**STATED TASK**
All of the data below should be written out exactly.

**RAW RECORDS**
---------------

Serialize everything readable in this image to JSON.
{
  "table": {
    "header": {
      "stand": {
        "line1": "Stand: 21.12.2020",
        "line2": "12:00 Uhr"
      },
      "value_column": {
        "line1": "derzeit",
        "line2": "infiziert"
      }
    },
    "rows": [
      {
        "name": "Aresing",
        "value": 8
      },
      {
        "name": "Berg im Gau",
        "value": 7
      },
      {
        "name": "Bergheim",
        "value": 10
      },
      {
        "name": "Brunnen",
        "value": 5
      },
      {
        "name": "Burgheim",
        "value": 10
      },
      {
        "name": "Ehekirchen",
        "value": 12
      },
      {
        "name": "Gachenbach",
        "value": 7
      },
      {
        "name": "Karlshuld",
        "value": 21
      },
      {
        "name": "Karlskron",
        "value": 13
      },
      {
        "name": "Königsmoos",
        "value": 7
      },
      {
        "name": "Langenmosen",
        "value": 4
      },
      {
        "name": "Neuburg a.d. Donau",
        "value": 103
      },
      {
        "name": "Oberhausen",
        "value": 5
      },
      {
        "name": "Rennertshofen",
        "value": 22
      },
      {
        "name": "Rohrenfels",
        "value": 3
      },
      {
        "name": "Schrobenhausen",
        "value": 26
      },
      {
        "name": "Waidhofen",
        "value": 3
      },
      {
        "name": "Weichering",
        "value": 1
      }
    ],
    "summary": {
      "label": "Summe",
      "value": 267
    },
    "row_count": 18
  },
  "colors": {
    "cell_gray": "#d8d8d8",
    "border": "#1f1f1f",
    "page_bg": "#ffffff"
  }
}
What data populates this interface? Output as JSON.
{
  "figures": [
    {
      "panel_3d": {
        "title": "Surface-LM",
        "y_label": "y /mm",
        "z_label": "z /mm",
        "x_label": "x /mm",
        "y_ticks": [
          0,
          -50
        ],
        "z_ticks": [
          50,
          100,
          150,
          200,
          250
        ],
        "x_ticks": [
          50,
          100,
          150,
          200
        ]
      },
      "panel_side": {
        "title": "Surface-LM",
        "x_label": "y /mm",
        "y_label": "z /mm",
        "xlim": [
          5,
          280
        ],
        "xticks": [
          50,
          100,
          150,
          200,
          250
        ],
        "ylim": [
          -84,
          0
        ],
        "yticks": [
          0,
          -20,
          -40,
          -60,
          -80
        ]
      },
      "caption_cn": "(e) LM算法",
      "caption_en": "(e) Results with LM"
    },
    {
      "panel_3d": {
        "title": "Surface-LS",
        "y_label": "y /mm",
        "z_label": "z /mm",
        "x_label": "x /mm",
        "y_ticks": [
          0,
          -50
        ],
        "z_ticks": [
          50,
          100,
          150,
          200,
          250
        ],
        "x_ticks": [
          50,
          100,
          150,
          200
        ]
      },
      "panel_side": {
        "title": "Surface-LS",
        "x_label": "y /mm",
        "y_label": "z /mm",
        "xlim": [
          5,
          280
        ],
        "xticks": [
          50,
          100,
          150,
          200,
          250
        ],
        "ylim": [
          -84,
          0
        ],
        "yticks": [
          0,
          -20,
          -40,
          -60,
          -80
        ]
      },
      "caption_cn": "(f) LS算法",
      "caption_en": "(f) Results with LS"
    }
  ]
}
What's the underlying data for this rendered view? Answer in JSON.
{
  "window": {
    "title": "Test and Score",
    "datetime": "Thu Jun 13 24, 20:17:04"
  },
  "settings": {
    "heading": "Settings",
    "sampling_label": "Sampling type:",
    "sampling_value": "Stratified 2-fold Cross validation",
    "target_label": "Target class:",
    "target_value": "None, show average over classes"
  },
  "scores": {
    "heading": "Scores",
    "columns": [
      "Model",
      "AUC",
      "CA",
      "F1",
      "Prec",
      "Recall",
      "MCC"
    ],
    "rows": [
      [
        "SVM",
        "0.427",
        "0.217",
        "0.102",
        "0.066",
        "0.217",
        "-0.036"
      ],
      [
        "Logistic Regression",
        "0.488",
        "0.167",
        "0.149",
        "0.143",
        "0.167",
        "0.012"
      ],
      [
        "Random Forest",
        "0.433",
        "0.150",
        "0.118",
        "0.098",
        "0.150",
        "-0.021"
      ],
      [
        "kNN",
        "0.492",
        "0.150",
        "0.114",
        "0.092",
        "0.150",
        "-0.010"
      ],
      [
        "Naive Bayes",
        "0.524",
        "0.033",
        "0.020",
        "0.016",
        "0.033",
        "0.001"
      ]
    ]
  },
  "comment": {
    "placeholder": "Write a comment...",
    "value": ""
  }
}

---------------

**FULL OUTPUT**
Serialize everything readable in this image to JSON.
{
  "table": {
    "header": {
      "stand": {
        "line1": "Stand: 21.12.2020",
        "line2": "12:00 Uhr"
      },
      "value_column": {
        "line1": "derzeit",
        "line2": "infiziert"
      }
    },
    "rows": [
      {
        "name": "Aresing",
        "value": 8
      },
      {
        "name": "Berg im Gau",
        "value": 7
      },
      {
        "name": "Bergheim",
        "value": 10
      },
      {
        "name": "Brunnen",
        "value": 5
      },
      {
        "name": "Burgheim",
        "value": 10
      },
      {
        "name": "Ehekirchen",
        "value": 12
      },
      {
        "name": "Gachenbach",
        "value": 7
      },
      {
        "name": "Karlshuld",
        "value": 21
      },
      {
        "name": "Karlskron",
        "value": 13
      },
      {
        "name": "Königsmoos",
        "value": 7
      },
      {
        "name": "Langenmosen",
        "value": 4
      },
      {
        "name": "Neuburg a.d. Donau",
        "value": 103
      },
      {
        "name": "Oberhausen",
        "value": 5
      },
      {
        "name": "Rennertshofen",
        "value": 22
      },
      {
        "name": "Rohrenfels",
        "value": 3
      },
      {
        "name": "Schrobenhausen",
        "value": 26
      },
      {
        "name": "Waidhofen",
        "value": 3
      },
      {
        "name": "Weichering",
        "value": 1
      }
    ],
    "summary": {
      "label": "Summe",
      "value": 267
    },
    "row_count": 18
  },
  "colors": {
    "cell_gray": "#d8d8d8",
    "border": "#1f1f1f",
    "page_bg": "#ffffff"
  }
}
What data populates this interface? Output as JSON.
{
  "figures": [
    {
      "panel_3d": {
        "title": "Surface-LM",
        "y_label": "y /mm",
        "z_label": "z /mm",
        "x_label": "x /mm",
        "y_ticks": [
          0,
          -50
        ],
        "z_ticks": [
          50,
          100,
          150,
          200,
          250
        ],
        "x_ticks": [
          50,
          100,
          150,
          200
        ]
      },
      "panel_side": {
        "title": "Surface-LM",
        "x_label": "y /mm",
        "y_label": "z /mm",
        "xlim": [
          5,
          280
        ],
        "xticks": [
          50,
          100,
          150,
          200,
          250
        ],
        "ylim": [
          -84,
          0
        ],
        "yticks": [
          0,
          -20,
          -40,
          -60,
          -80
        ]
      },
      "caption_cn": "(e) LM算法",
      "caption_en": "(e) Results with LM"
    },
    {
      "panel_3d": {
        "title": "Surface-LS",
        "y_label": "y /mm",
        "z_label": "z /mm",
        "x_label": "x /mm",
        "y_ticks": [
          0,
          -50
        ],
        "z_ticks": [
          50,
          100,
          150,
          200,
          250
        ],
        "x_ticks": [
          50,
          100,
          150,
          200
        ]
      },
      "panel_side": {
        "title": "Surface-LS",
        "x_label": "y /mm",
        "y_label": "z /mm",
        "xlim": [
          5,
          280
        ],
        "xticks": [
          50,
          100,
          150,
          200,
          250
        ],
        "ylim": [
          -84,
          0
        ],
        "yticks": [
          0,
          -20,
          -40,
          -60,
          -80
        ]
      },
      "caption_cn": "(f) LS算法",
      "caption_en": "(f) Results with LS"
    }
  ]
}
What's the underlying data for this rendered view? Answer in JSON.
{
  "window": {
    "title": "Test and Score",
    "datetime": "Thu Jun 13 24, 20:17:04"
  },
  "settings": {
    "heading": "Settings",
    "sampling_label": "Sampling type:",
    "sampling_value": "Stratified 2-fold Cross validation",
    "target_label": "Target class:",
    "target_value": "None, show average over classes"
  },
  "scores": {
    "heading": "Scores",
    "columns": [
      "Model",
      "AUC",
      "CA",
      "F1",
      "Prec",
      "Recall",
      "MCC"
    ],
    "rows": [
      [
        "SVM",
        "0.427",
        "0.217",
        "0.102",
        "0.066",
        "0.217",
        "-0.036"
      ],
      [
        "Logistic Regression",
        "0.488",
        "0.167",
        "0.149",
        "0.143",
        "0.167",
        "0.012"
      ],
      [
        "Random Forest",
        "0.433",
        "0.150",
        "0.118",
        "0.098",
        "0.150",
        "-0.021"
      ],
      [
        "kNN",
        "0.492",
        "0.150",
        "0.114",
        "0.092",
        "0.150",
        "-0.010"
      ],
      [
        "Naive Bayes",
        "0.524",
        "0.033",
        "0.020",
        "0.016",
        "0.033",
        "0.001"
      ]
    ]
  },
  "comment": {
    "placeholder": "Write a comment...",
    "value": ""
  }
}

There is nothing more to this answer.